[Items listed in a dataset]
|---|

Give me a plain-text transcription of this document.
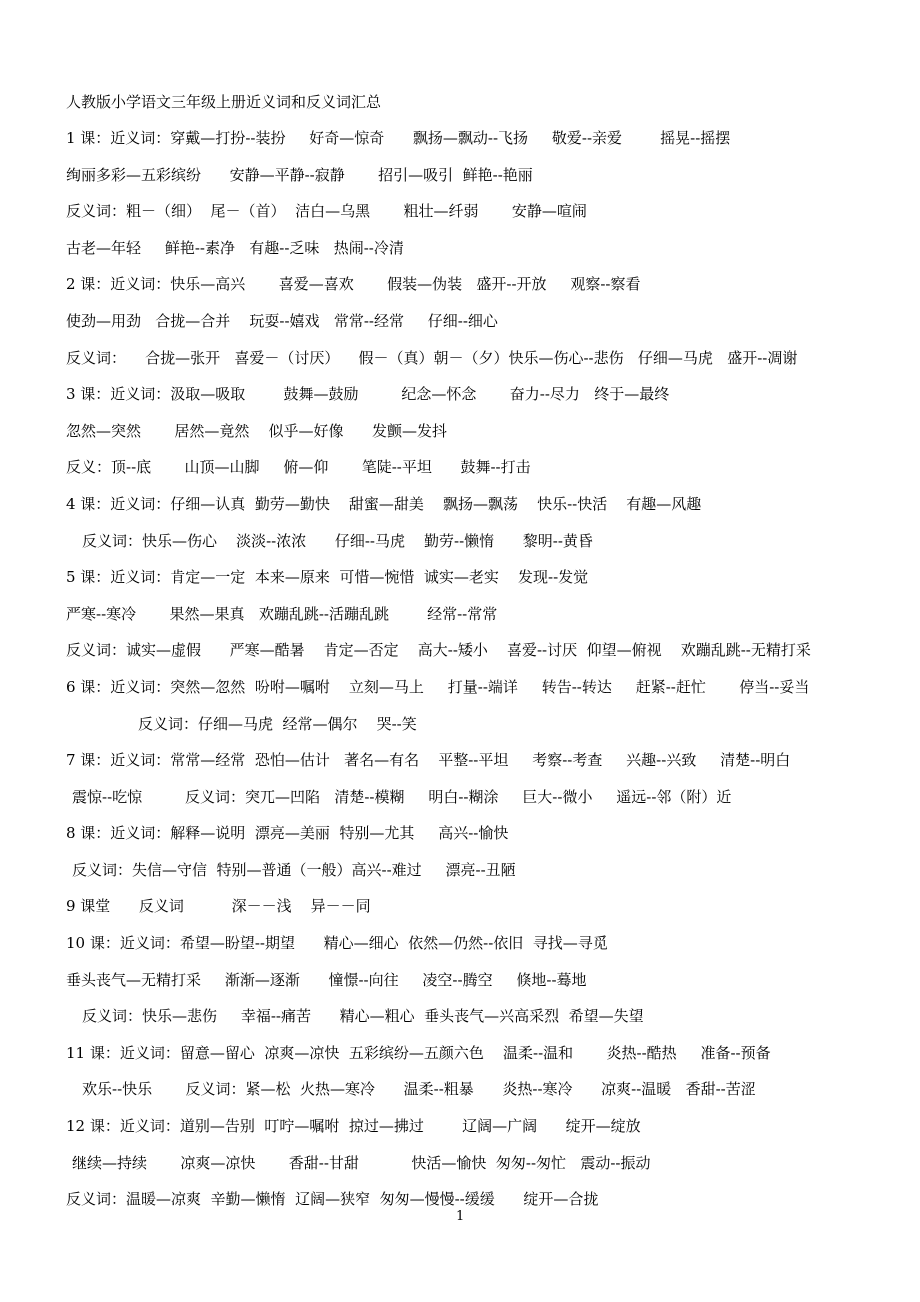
人教版小学语文三年级上册近义词和反义词汇总
1 课：近义词：穿戴—打扮--装扮     好奇—惊奇      飘扬—飘动--飞扬     敬爱--亲爱        摇晃--摇摆
绚丽多彩—五彩缤纷      安静—平静--寂静       招引—吸引  鲜艳--艳丽
反义词：粗－（细）  尾－（首）  洁白—乌黑       粗壮—纤弱       安静—喧闹
古老—年轻     鲜艳--素净   有趣--乏味   热闹--冷清
2 课：近义词：快乐—高兴       喜爱—喜欢       假装—伪装   盛开--开放     观察--察看
使劲—用劲   合拢—合并    玩耍--嬉戏   常常--经常     仔细--细心
反义词：    合拢—张开   喜爱－（讨厌）    假－（真）朝－（夕）快乐—伤心--悲伤   仔细—马虎   盛开--凋谢
3 课：近义词：汲取—吸取        鼓舞—鼓励         纪念—怀念       奋力--尽力   终于—最终
忽然—突然       居然—竟然    似乎—好像      发颤—发抖
反义：顶--底       山顶—山脚     俯—仰       笔陡--平坦      鼓舞--打击
4 课：近义词：仔细—认真  勤劳—勤快    甜蜜—甜美    飘扬—飘荡    快乐--快活    有趣—风趣
反义词：快乐—伤心    淡淡--浓浓      仔细--马虎    勤劳--懒惰      黎明--黄昏
5 课：近义词：肯定—一定  本来—原来  可惜—惋惜  诚实—老实    发现--发觉
严寒--寒冷       果然—果真   欢蹦乱跳--活蹦乱跳        经常--常常
反义词：诚实—虚假      严寒—酷暑    肯定—否定    高大--矮小    喜爱--讨厌  仰望—俯视    欢蹦乱跳--无精打采
6 课：近义词：突然—忽然  吩咐—嘱咐    立刻—马上     打量--端详     转告--转达     赶紧--赶忙       停当--妥当
反义词：仔细—马虎  经常—偶尔    哭--笑
7 课：近义词：常常—经常  恐怕—估计   著名—有名    平整--平坦     考察--考查     兴趣--兴致     清楚--明白
震惊--吃惊         反义词：突兀—凹陷   清楚--模糊     明白--糊涂     巨大--微小     遥远--邻（附）近
8 课：近义词：解释—说明  漂亮—美丽  特别—尤其     高兴--愉快
反义词：失信—守信  特别—普通（一般）高兴--难过     漂亮--丑陋
9 课堂      反义词          深－－浅    异－－同
10 课：近义词：希望—盼望--期望      精心—细心  依然—仍然--依旧  寻找—寻觅
垂头丧气—无精打采     渐渐—逐渐      憧憬--向往     凌空--腾空     倏地--蓦地
反义词：快乐—悲伤     幸福--痛苦      精心—粗心  垂头丧气—兴高采烈  希望—失望
11 课：近义词：留意—留心  凉爽—凉快  五彩缤纷—五颜六色    温柔--温和       炎热--酷热     准备--预备
欢乐--快乐       反义词：紧—松  火热—寒冷      温柔--粗暴      炎热--寒冷      凉爽--温暖   香甜--苦涩
12 课：近义词：道别—告别  叮咛—嘱咐  掠过—拂过        辽阔—广阔      绽开—绽放
继续—持续       凉爽—凉快       香甜--甘甜           快活—愉快  匆匆--匆忙   震动--振动
反义词：温暖—凉爽  辛勤—懒惰  辽阔—狭窄  匆匆—慢慢--缓缓      绽开—合拢
1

|---|

_Problem to solve_
Exclude the pictures and repeat every other part of the records word for word.

_The result_
Give me a plain-text transcription of this document.
人教版小学语文三年级上册近义词和反义词汇总
1 课：近义词：穿戴—打扮--装扮     好奇—惊奇      飘扬—飘动--飞扬     敬爱--亲爱        摇晃--摇摆
绚丽多彩—五彩缤纷      安静—平静--寂静       招引—吸引  鲜艳--艳丽
反义词：粗－（细）  尾－（首）  洁白—乌黑       粗壮—纤弱       安静—喧闹
古老—年轻     鲜艳--素净   有趣--乏味   热闹--冷清
2 课：近义词：快乐—高兴       喜爱—喜欢       假装—伪装   盛开--开放     观察--察看
使劲—用劲   合拢—合并    玩耍--嬉戏   常常--经常     仔细--细心
反义词：    合拢—张开   喜爱－（讨厌）    假－（真）朝－（夕）快乐—伤心--悲伤   仔细—马虎   盛开--凋谢
3 课：近义词：汲取—吸取        鼓舞—鼓励         纪念—怀念       奋力--尽力   终于—最终
忽然—突然       居然—竟然    似乎—好像      发颤—发抖
反义：顶--底       山顶—山脚     俯—仰       笔陡--平坦      鼓舞--打击
4 课：近义词：仔细—认真  勤劳—勤快    甜蜜—甜美    飘扬—飘荡    快乐--快活    有趣—风趣
反义词：快乐—伤心    淡淡--浓浓      仔细--马虎    勤劳--懒惰      黎明--黄昏
5 课：近义词：肯定—一定  本来—原来  可惜—惋惜  诚实—老实    发现--发觉
严寒--寒冷       果然—果真   欢蹦乱跳--活蹦乱跳        经常--常常
反义词：诚实—虚假      严寒—酷暑    肯定—否定    高大--矮小    喜爱--讨厌  仰望—俯视    欢蹦乱跳--无精打采
6 课：近义词：突然—忽然  吩咐—嘱咐    立刻—马上     打量--端详     转告--转达     赶紧--赶忙       停当--妥当
反义词：仔细—马虎  经常—偶尔    哭--笑
7 课：近义词：常常—经常  恐怕—估计   著名—有名    平整--平坦     考察--考查     兴趣--兴致     清楚--明白
震惊--吃惊         反义词：突兀—凹陷   清楚--模糊     明白--糊涂     巨大--微小     遥远--邻（附）近
8 课：近义词：解释—说明  漂亮—美丽  特别—尤其     高兴--愉快
反义词：失信—守信  特别—普通（一般）高兴--难过     漂亮--丑陋
9 课堂      反义词          深－－浅    异－－同
10 课：近义词：希望—盼望--期望      精心—细心  依然—仍然--依旧  寻找—寻觅
垂头丧气—无精打采     渐渐—逐渐      憧憬--向往     凌空--腾空     倏地--蓦地
反义词：快乐—悲伤     幸福--痛苦      精心—粗心  垂头丧气—兴高采烈  希望—失望
11 课：近义词：留意—留心  凉爽—凉快  五彩缤纷—五颜六色    温柔--温和       炎热--酷热     准备--预备
欢乐--快乐       反义词：紧—松  火热—寒冷      温柔--粗暴      炎热--寒冷      凉爽--温暖   香甜--苦涩
12 课：近义词：道别—告别  叮咛—嘱咐  掠过—拂过        辽阔—广阔      绽开—绽放
继续—持续       凉爽—凉快       香甜--甘甜           快活—愉快  匆匆--匆忙   震动--振动
反义词：温暖—凉爽  辛勤—懒惰  辽阔—狭窄  匆匆—慢慢--缓缓      绽开—合拢
1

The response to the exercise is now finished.